_PROBLEM DESCRIPTION_. Beneath this sentence is a listing. Return its lines from the one containing "What's the underlying" through the last, exactly, and omit the pictures.

(Some records)
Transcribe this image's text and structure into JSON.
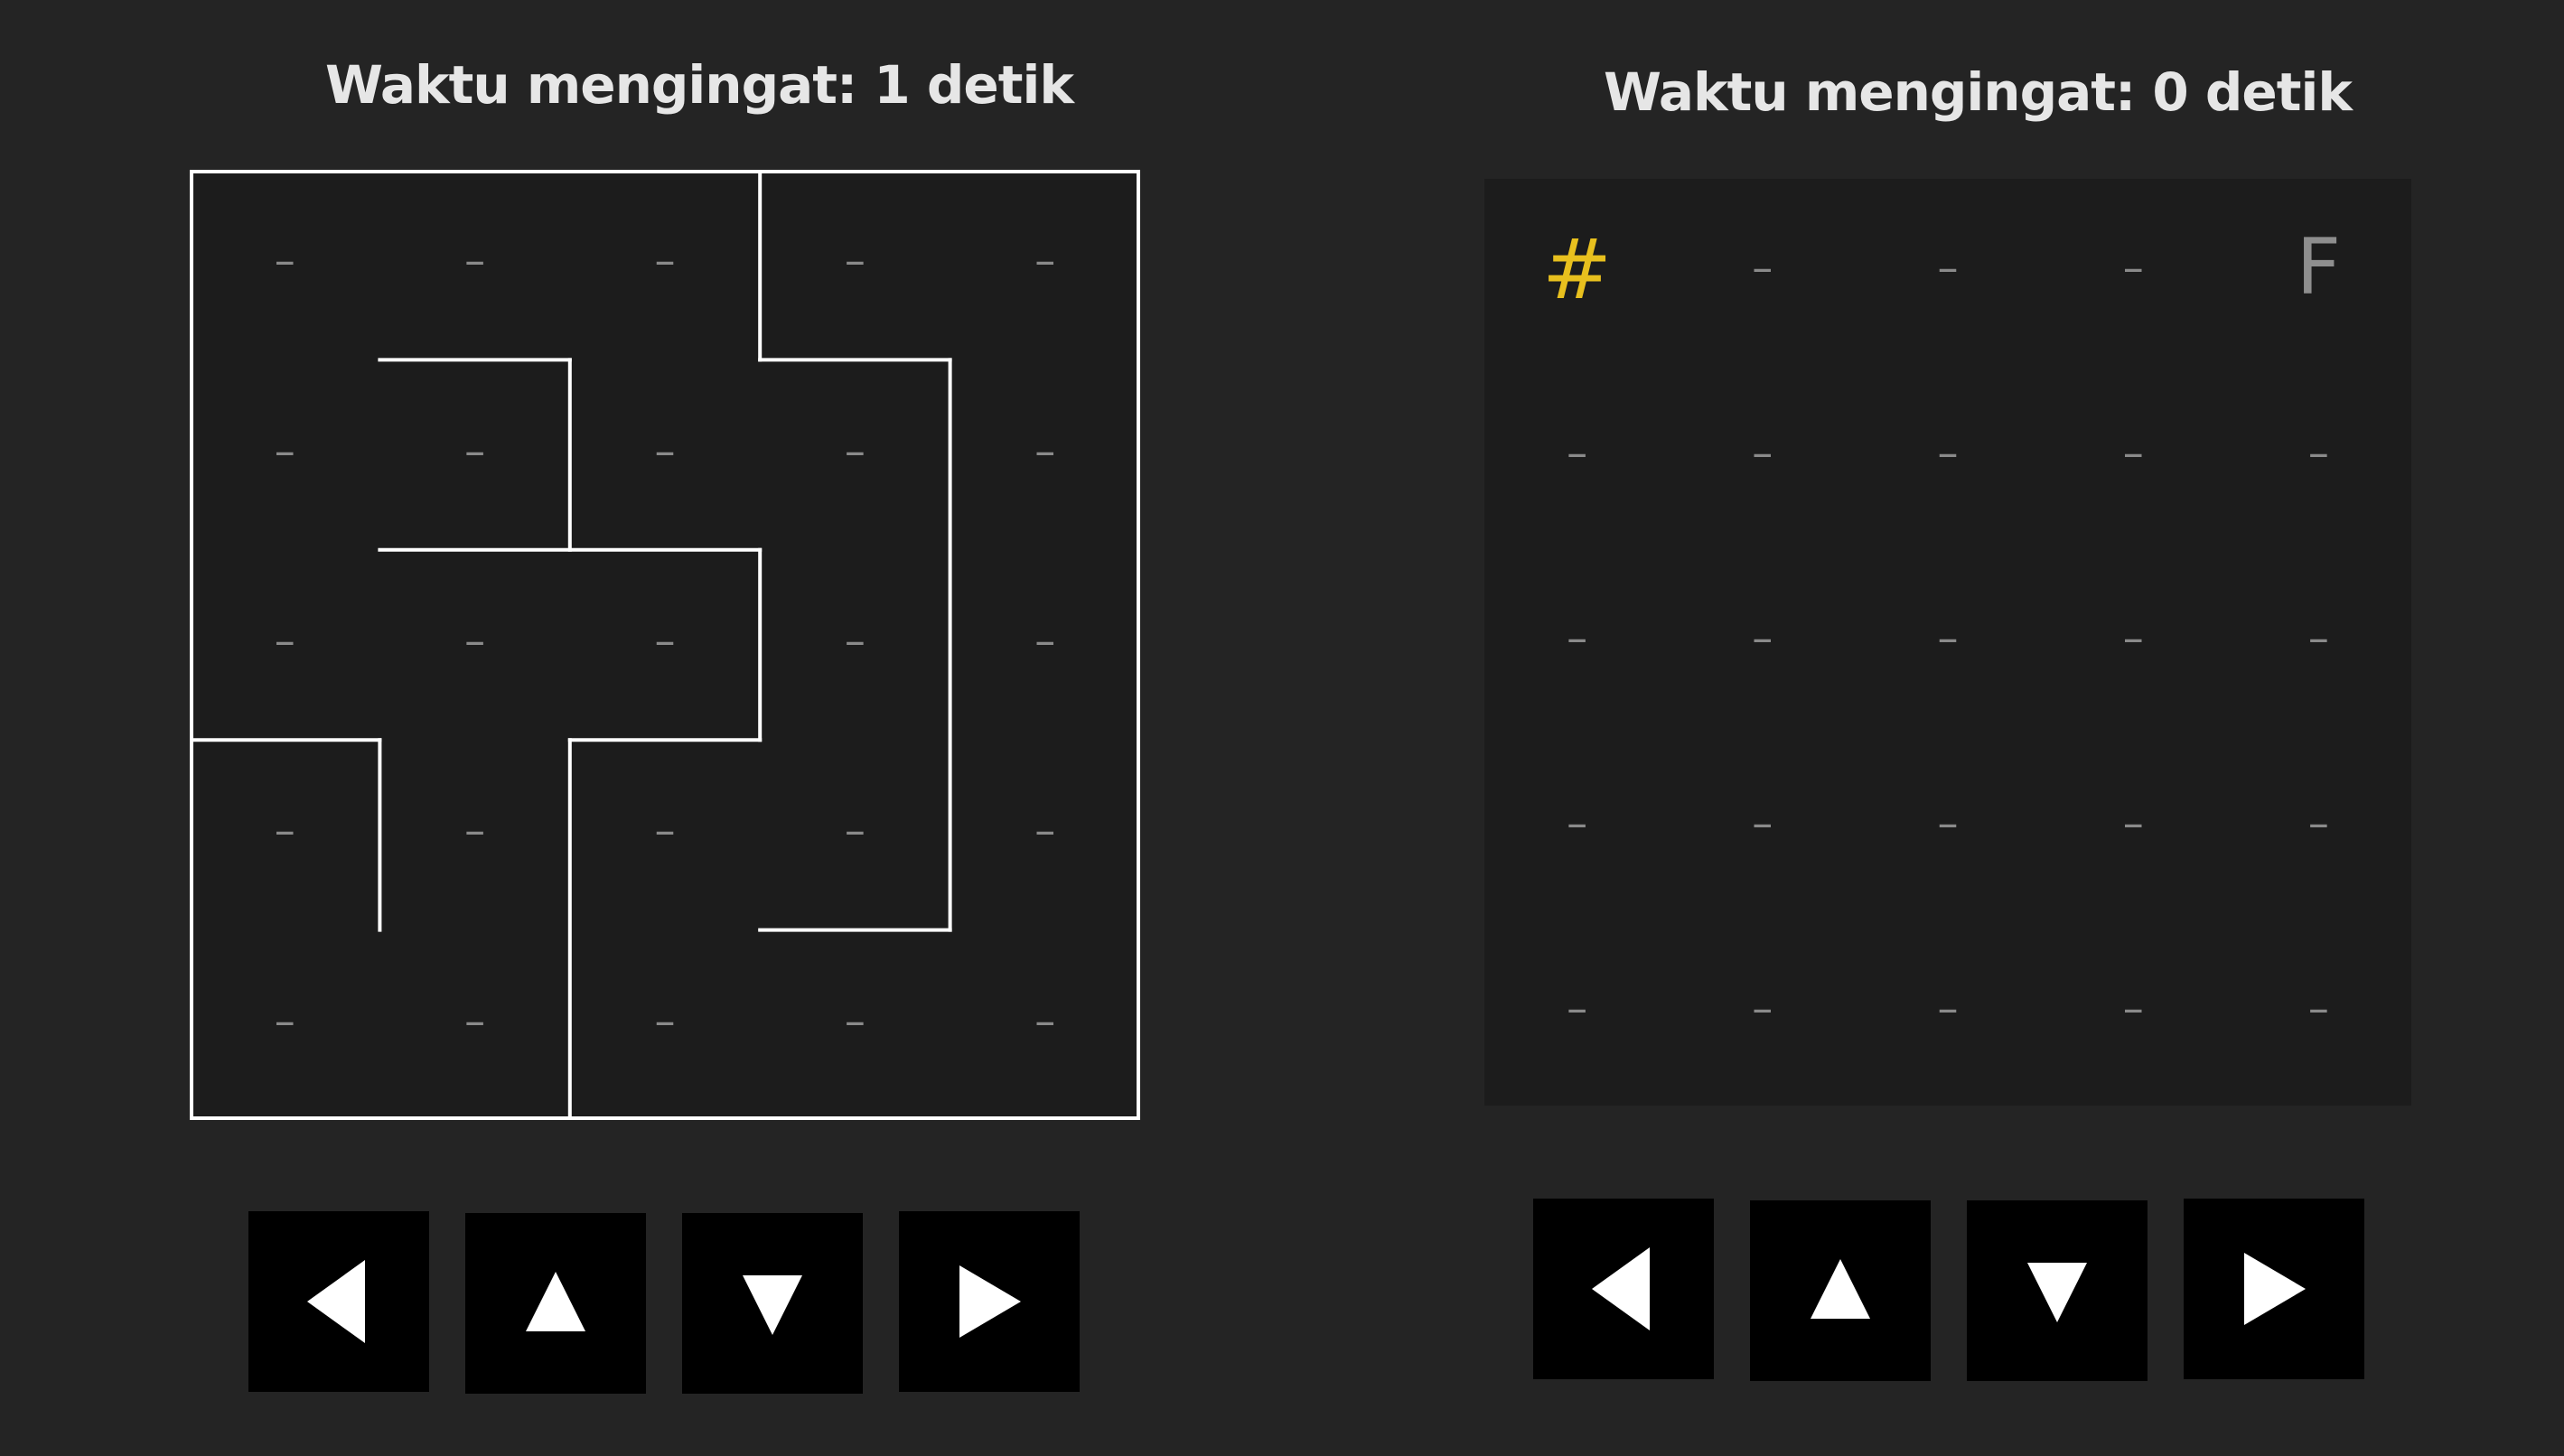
{
  "left_panel": {
    "title": "Waktu mengingat: 1 detik",
    "grid_size": 5,
    "cell_symbols": [
      [
        "–",
        "–",
        "–",
        "–",
        "–"
      ],
      [
        "–",
        "–",
        "–",
        "–",
        "–"
      ],
      [
        "–",
        "–",
        "–",
        "–",
        "–"
      ],
      [
        "–",
        "–",
        "–",
        "–",
        "–"
      ],
      [
        "–",
        "–",
        "–",
        "–",
        "–"
      ]
    ],
    "walls": [
      [
        [
          3,
          0
        ],
        [
          3,
          1
        ]
      ],
      [
        [
          3,
          1
        ],
        [
          4,
          1
        ]
      ],
      [
        [
          4,
          1
        ],
        [
          4,
          4
        ]
      ],
      [
        [
          4,
          4
        ],
        [
          3,
          4
        ]
      ],
      [
        [
          1,
          1
        ],
        [
          2,
          1
        ]
      ],
      [
        [
          2,
          1
        ],
        [
          2,
          2
        ]
      ],
      [
        [
          1,
          2
        ],
        [
          3,
          2
        ]
      ],
      [
        [
          3,
          2
        ],
        [
          3,
          3
        ]
      ],
      [
        [
          3,
          3
        ],
        [
          2,
          3
        ]
      ],
      [
        [
          2,
          3
        ],
        [
          2,
          5
        ]
      ],
      [
        [
          0,
          3
        ],
        [
          1,
          3
        ]
      ],
      [
        [
          1,
          3
        ],
        [
          1,
          4
        ]
      ]
    ],
    "controls": [
      "left-arrow-icon",
      "up-arrow-icon",
      "down-arrow-icon",
      "right-arrow-icon"
    ]
  },
  "right_panel": {
    "title": "Waktu mengingat: 0 detik",
    "grid_size": 5,
    "cell_symbols": [
      [
        "#",
        "–",
        "–",
        "–",
        "F"
      ],
      [
        "–",
        "–",
        "–",
        "–",
        "–"
      ],
      [
        "–",
        "–",
        "–",
        "–",
        "–"
      ],
      [
        "–",
        "–",
        "–",
        "–",
        "–"
      ],
      [
        "–",
        "–",
        "–",
        "–",
        "–"
      ]
    ],
    "player_symbol": "#",
    "finish_symbol": "F",
    "controls": [
      "left-arrow-icon",
      "up-arrow-icon",
      "down-arrow-icon",
      "right-arrow-icon"
    ]
  },
  "colors": {
    "background": "#242424",
    "board": "#1c1c1c",
    "wall": "#ffffff",
    "cell_marker": "#8a8a8a",
    "player": "#e8c01e",
    "finish": "#8e8e8e",
    "button": "#000000",
    "arrow": "#ffffff"
  }
}
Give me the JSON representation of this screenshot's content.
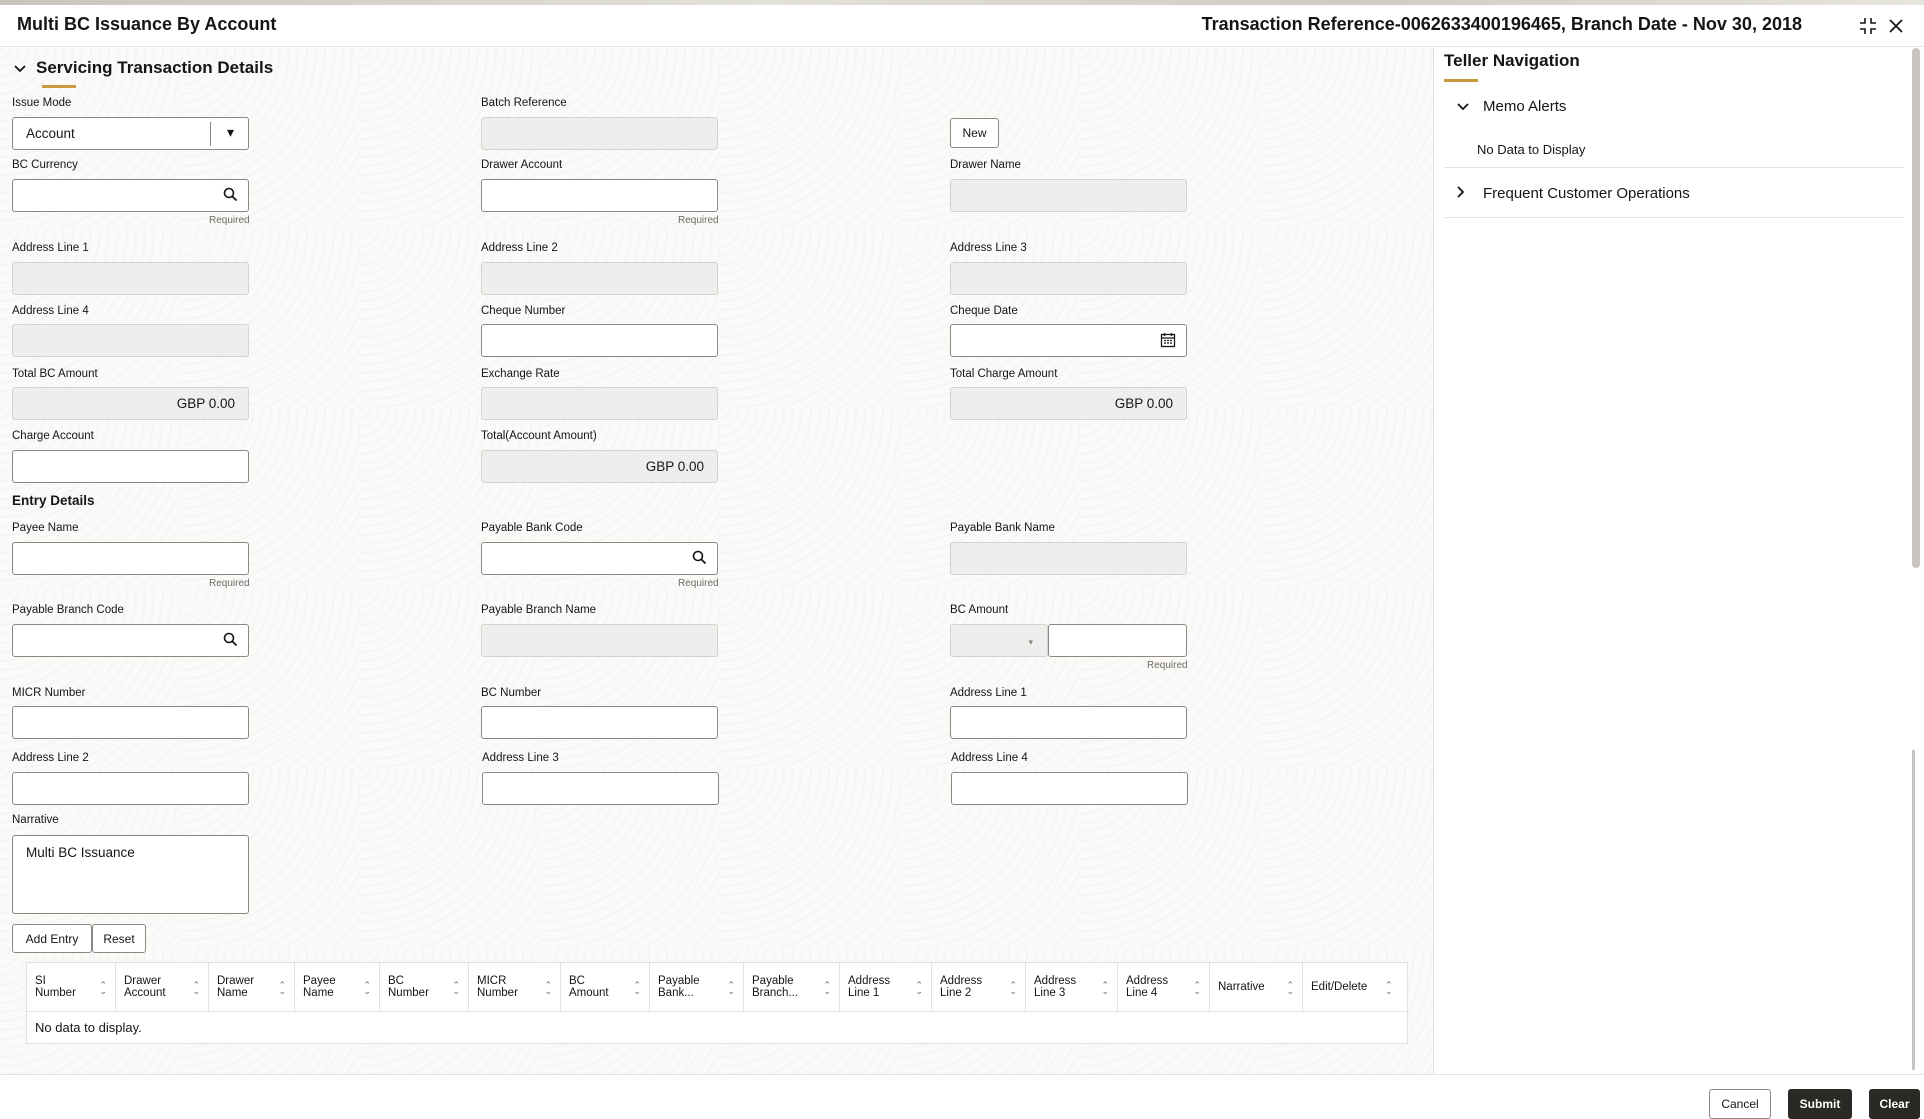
{
  "header": {
    "title": "Multi BC Issuance By Account",
    "reference": "Transaction Reference-0062633400196465, Branch Date - Nov 30, 2018",
    "icons": [
      "compress-icon",
      "close-icon"
    ]
  },
  "section": {
    "title": "Servicing Transaction Details",
    "chevron": "⌄"
  },
  "form": {
    "issue_mode": {
      "label": "Issue Mode",
      "value": "Account",
      "caret": "▾"
    },
    "batch_reference": {
      "label": "Batch Reference",
      "value": ""
    },
    "new_button": "New",
    "bc_currency": {
      "label": "BC Currency",
      "value": "",
      "required": "Required"
    },
    "drawer_account": {
      "label": "Drawer Account",
      "value": "",
      "required": "Required"
    },
    "drawer_name": {
      "label": "Drawer Name",
      "value": ""
    },
    "address_line_1": {
      "label": "Address Line 1",
      "value": ""
    },
    "address_line_2": {
      "label": "Address Line 2",
      "value": ""
    },
    "address_line_3": {
      "label": "Address Line 3",
      "value": ""
    },
    "address_line_4": {
      "label": "Address Line 4",
      "value": ""
    },
    "cheque_number": {
      "label": "Cheque Number",
      "value": ""
    },
    "cheque_date": {
      "label": "Cheque Date",
      "value": ""
    },
    "total_bc_amount": {
      "label": "Total BC Amount",
      "value": "GBP 0.00"
    },
    "exchange_rate": {
      "label": "Exchange Rate",
      "value": ""
    },
    "total_charge_amount": {
      "label": "Total Charge Amount",
      "value": "GBP 0.00"
    },
    "charge_account": {
      "label": "Charge Account",
      "value": ""
    },
    "total_account_amount": {
      "label": "Total(Account Amount)",
      "value": "GBP 0.00"
    }
  },
  "entry": {
    "title": "Entry Details",
    "payee_name": {
      "label": "Payee Name",
      "value": "",
      "required": "Required"
    },
    "payable_bank_code": {
      "label": "Payable Bank Code",
      "value": "",
      "required": "Required"
    },
    "payable_bank_name": {
      "label": "Payable Bank Name",
      "value": ""
    },
    "payable_branch_code": {
      "label": "Payable Branch Code",
      "value": ""
    },
    "payable_branch_name": {
      "label": "Payable Branch Name",
      "value": ""
    },
    "bc_amount": {
      "label": "BC Amount",
      "currency": "",
      "value": "",
      "required": "Required",
      "caret": "▾"
    },
    "micr_number": {
      "label": "MICR Number",
      "value": ""
    },
    "bc_number": {
      "label": "BC Number",
      "value": ""
    },
    "address_line_1": {
      "label": "Address Line 1",
      "value": ""
    },
    "address_line_2": {
      "label": "Address Line 2",
      "value": ""
    },
    "address_line_3": {
      "label": "Address Line 3",
      "value": ""
    },
    "address_line_4": {
      "label": "Address Line 4",
      "value": ""
    },
    "narrative": {
      "label": "Narrative",
      "value": "Multi BC Issuance"
    },
    "add_entry_button": "Add Entry",
    "reset_button": "Reset"
  },
  "table": {
    "columns": [
      [
        "SI",
        "Number"
      ],
      [
        "Drawer",
        "Account"
      ],
      [
        "Drawer",
        "Name"
      ],
      [
        "Payee",
        "Name"
      ],
      [
        "BC",
        "Number"
      ],
      [
        "MICR",
        "Number"
      ],
      [
        "BC",
        "Amount"
      ],
      [
        "Payable",
        "Bank..."
      ],
      [
        "Payable",
        "Branch..."
      ],
      [
        "Address",
        "Line 1"
      ],
      [
        "Address",
        "Line 2"
      ],
      [
        "Address",
        "Line 3"
      ],
      [
        "Address",
        "Line 4"
      ],
      [
        "Narrative",
        ""
      ],
      [
        "Edit/Delete",
        ""
      ]
    ],
    "empty": "No data to display."
  },
  "teller": {
    "title": "Teller Navigation",
    "memo_alerts": {
      "label": "Memo Alerts",
      "empty": "No Data to Display"
    },
    "frequent_ops": {
      "label": "Frequent Customer Operations"
    }
  },
  "footer": {
    "cancel": "Cancel",
    "submit": "Submit",
    "clear": "Clear"
  },
  "colors": {
    "accent": "#c99a3c",
    "primary_button": "#2b2926",
    "readonly_bg": "#efeeec"
  }
}
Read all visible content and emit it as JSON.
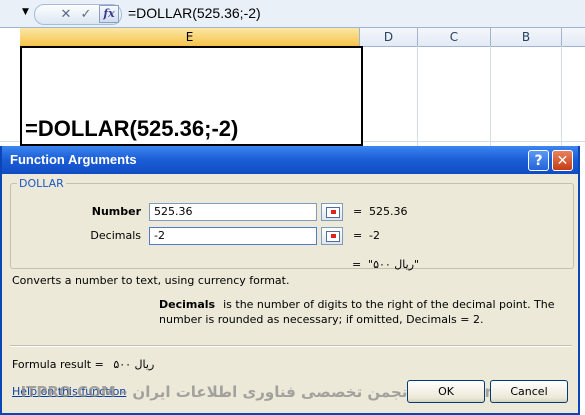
{
  "formula_bar": {
    "formula": "=DOLLAR(525.36;-2)",
    "fx_label": "fx",
    "cancel_glyph": "✕",
    "enter_glyph": "✓",
    "dropdown_glyph": "▼"
  },
  "sheet": {
    "columns": [
      "E",
      "D",
      "C",
      "B"
    ],
    "selected_column": "E",
    "active_cell_text": "=DOLLAR(525.36;-2)"
  },
  "dialog": {
    "title": "Function Arguments",
    "help_glyph": "?",
    "close_glyph": "✕",
    "function_name": "DOLLAR",
    "args": [
      {
        "label": "Number",
        "value": "525.36",
        "equals": "=",
        "result": "525.36"
      },
      {
        "label": "Decimals",
        "value": "-2",
        "equals": "=",
        "result": "-2"
      }
    ],
    "result_line": {
      "equals": "=",
      "value": "\"ریال ۵۰۰\""
    },
    "description": "Converts a number to text, using currency format.",
    "arg_help": {
      "name": "Decimals",
      "text": "is the number of digits to the right of the decimal point. The number is rounded as necessary; if omitted, Decimals = 2."
    },
    "formula_result": {
      "label": "Formula result =",
      "value": "ریال ۵۰۰"
    },
    "help_link": "Help on this function",
    "ok_label": "OK",
    "cancel_label": "Cancel",
    "watermark": "ITPro.ir - انجمن تخصصی فناوری اطلاعات ایران - ITPRO.COM"
  },
  "colors": {
    "title_blue": "#1d5fd7",
    "dialog_bg": "#ece9d8",
    "selected_header": "#f5c34b",
    "group_label": "#1c57c5"
  }
}
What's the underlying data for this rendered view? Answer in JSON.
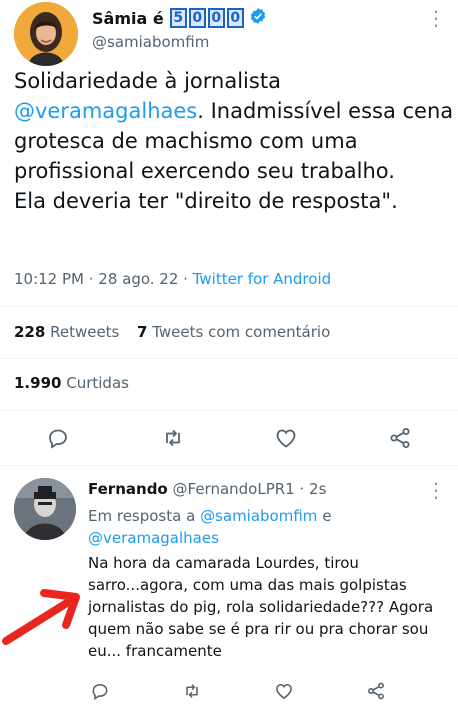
{
  "tweet": {
    "display_name": "Sâmia é",
    "badge_digits": [
      "5",
      "0",
      "0",
      "0"
    ],
    "handle": "@samiabomfim",
    "text_line1": "Solidariedade à jornalista",
    "mention": "@veramagalhaes",
    "text_rest": ". Inadmissível essa cena grotesca de machismo com uma profissional exercendo seu trabalho.",
    "text_line_last": "Ela deveria ter \"direito de resposta\".",
    "time": "10:12 PM · 28 ago. 22 · ",
    "source": "Twitter for Android",
    "retweets_count": "228",
    "retweets_label": "Retweets",
    "quotes_count": "7",
    "quotes_label": "Tweets com comentário",
    "likes_count": "1.990",
    "likes_label": "Curtidas"
  },
  "reply": {
    "name": "Fernando",
    "handle_time": "@FernandoLPR1 · 2s",
    "in_reply_prefix": "Em resposta a ",
    "mention1": "@samiabomfim",
    "conj": " e",
    "mention2": "@veramagalhaes",
    "text": "Na hora da camarada Lourdes, tirou sarro...agora, com uma das mais golpistas jornalistas do pig, rola solidariedade??? Agora quem não sabe se é pra rir ou pra chorar sou eu... francamente"
  },
  "colors": {
    "link": "#1d9bf0",
    "badge": "#1b63c9",
    "annotation_arrow": "#e8261f"
  },
  "icons": [
    "verified-icon",
    "more-icon",
    "reply-icon",
    "retweet-icon",
    "like-icon",
    "share-icon"
  ]
}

_EXPECTED ANSWER_.
What's the underlying data for this rendered view? Answer in JSON.
{
  "tweet": {
    "display_name": "Sâmia é",
    "badge_digits": [
      "5",
      "0",
      "0",
      "0"
    ],
    "handle": "@samiabomfim",
    "text_line1": "Solidariedade à jornalista",
    "mention": "@veramagalhaes",
    "text_rest": ". Inadmissível essa cena grotesca de machismo com uma profissional exercendo seu trabalho.",
    "text_line_last": "Ela deveria ter \"direito de resposta\".",
    "time": "10:12 PM · 28 ago. 22 · ",
    "source": "Twitter for Android",
    "retweets_count": "228",
    "retweets_label": "Retweets",
    "quotes_count": "7",
    "quotes_label": "Tweets com comentário",
    "likes_count": "1.990",
    "likes_label": "Curtidas"
  },
  "reply": {
    "name": "Fernando",
    "handle_time": "@FernandoLPR1 · 2s",
    "in_reply_prefix": "Em resposta a ",
    "mention1": "@samiabomfim",
    "conj": " e",
    "mention2": "@veramagalhaes",
    "text": "Na hora da camarada Lourdes, tirou sarro...agora, com uma das mais golpistas jornalistas do pig, rola solidariedade??? Agora quem não sabe se é pra rir ou pra chorar sou eu... francamente"
  },
  "colors": {
    "link": "#1d9bf0",
    "badge": "#1b63c9",
    "annotation_arrow": "#e8261f"
  },
  "icons": [
    "verified-icon",
    "more-icon",
    "reply-icon",
    "retweet-icon",
    "like-icon",
    "share-icon"
  ]
}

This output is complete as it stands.